* _DO THIS_
Pictures do not belong in the copy; restate the records below word for word.

* START EXTRACTED RECORDS *

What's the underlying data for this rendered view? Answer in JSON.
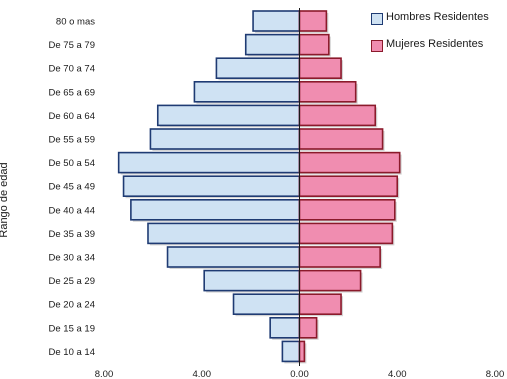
{
  "chart_data": {
    "type": "bar",
    "orientation": "horizontal",
    "subtype": "population-pyramid",
    "title": "",
    "xlabel": "",
    "ylabel": "Rango de edad",
    "xlim": [
      -8,
      8
    ],
    "x_ticks": [
      "8.00",
      "4.00",
      "0.00",
      "4.00",
      "8.00"
    ],
    "x_tick_values": [
      -8,
      -4,
      0,
      4,
      8
    ],
    "categories": [
      "80 o mas",
      "De 75 a 79",
      "De 70 a 74",
      "De 65 a 69",
      "De 60 a 64",
      "De 55 a 59",
      "De 50 a 54",
      "De 45 a 49",
      "De 40 a 44",
      "De 35 a 39",
      "De 30 a 34",
      "De 25 a 29",
      "De 20 a 24",
      "De 15 a 19",
      "De 10 a 14"
    ],
    "series": [
      {
        "name": "Hombres Residentes",
        "side": "left",
        "color": "#cfe2f3",
        "edge": "#1f3b73",
        "values": [
          1.9,
          2.2,
          3.4,
          4.3,
          5.8,
          6.1,
          7.4,
          7.2,
          6.9,
          6.2,
          5.4,
          3.9,
          2.7,
          1.2,
          0.7
        ]
      },
      {
        "name": "Mujeres Residentes",
        "side": "right",
        "color": "#f08db0",
        "edge": "#8b1a2b",
        "values": [
          1.1,
          1.2,
          1.7,
          2.3,
          3.1,
          3.4,
          4.1,
          4.0,
          3.9,
          3.8,
          3.3,
          2.5,
          1.7,
          0.7,
          0.2
        ]
      }
    ],
    "legend": "top-right",
    "grid": false
  }
}
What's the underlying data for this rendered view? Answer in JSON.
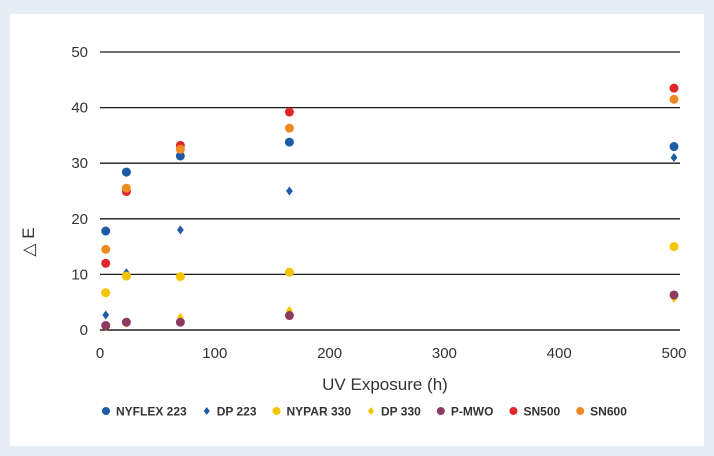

* END EXTRACTED RECORDS *

* _TASK ANSWER_
What's the underlying data for this rendered view? Answer in JSON.
{
  "chart_data": {
    "type": "bar",
    "orientation": "horizontal",
    "subtype": "population-pyramid",
    "title": "",
    "xlabel": "",
    "ylabel": "Rango de edad",
    "xlim": [
      -8,
      8
    ],
    "x_ticks": [
      "8.00",
      "4.00",
      "0.00",
      "4.00",
      "8.00"
    ],
    "x_tick_values": [
      -8,
      -4,
      0,
      4,
      8
    ],
    "categories": [
      "80 o mas",
      "De 75 a 79",
      "De 70 a 74",
      "De 65 a 69",
      "De 60 a 64",
      "De 55 a 59",
      "De 50 a 54",
      "De 45 a 49",
      "De 40 a 44",
      "De 35 a 39",
      "De 30 a 34",
      "De 25 a 29",
      "De 20 a 24",
      "De 15 a 19",
      "De 10 a 14"
    ],
    "series": [
      {
        "name": "Hombres Residentes",
        "side": "left",
        "color": "#cfe2f3",
        "edge": "#1f3b73",
        "values": [
          1.9,
          2.2,
          3.4,
          4.3,
          5.8,
          6.1,
          7.4,
          7.2,
          6.9,
          6.2,
          5.4,
          3.9,
          2.7,
          1.2,
          0.7
        ]
      },
      {
        "name": "Mujeres Residentes",
        "side": "right",
        "color": "#f08db0",
        "edge": "#8b1a2b",
        "values": [
          1.1,
          1.2,
          1.7,
          2.3,
          3.1,
          3.4,
          4.1,
          4.0,
          3.9,
          3.8,
          3.3,
          2.5,
          1.7,
          0.7,
          0.2
        ]
      }
    ],
    "legend": "top-right",
    "grid": false
  }
}
What's the underlying data for this rendered view? Answer in JSON.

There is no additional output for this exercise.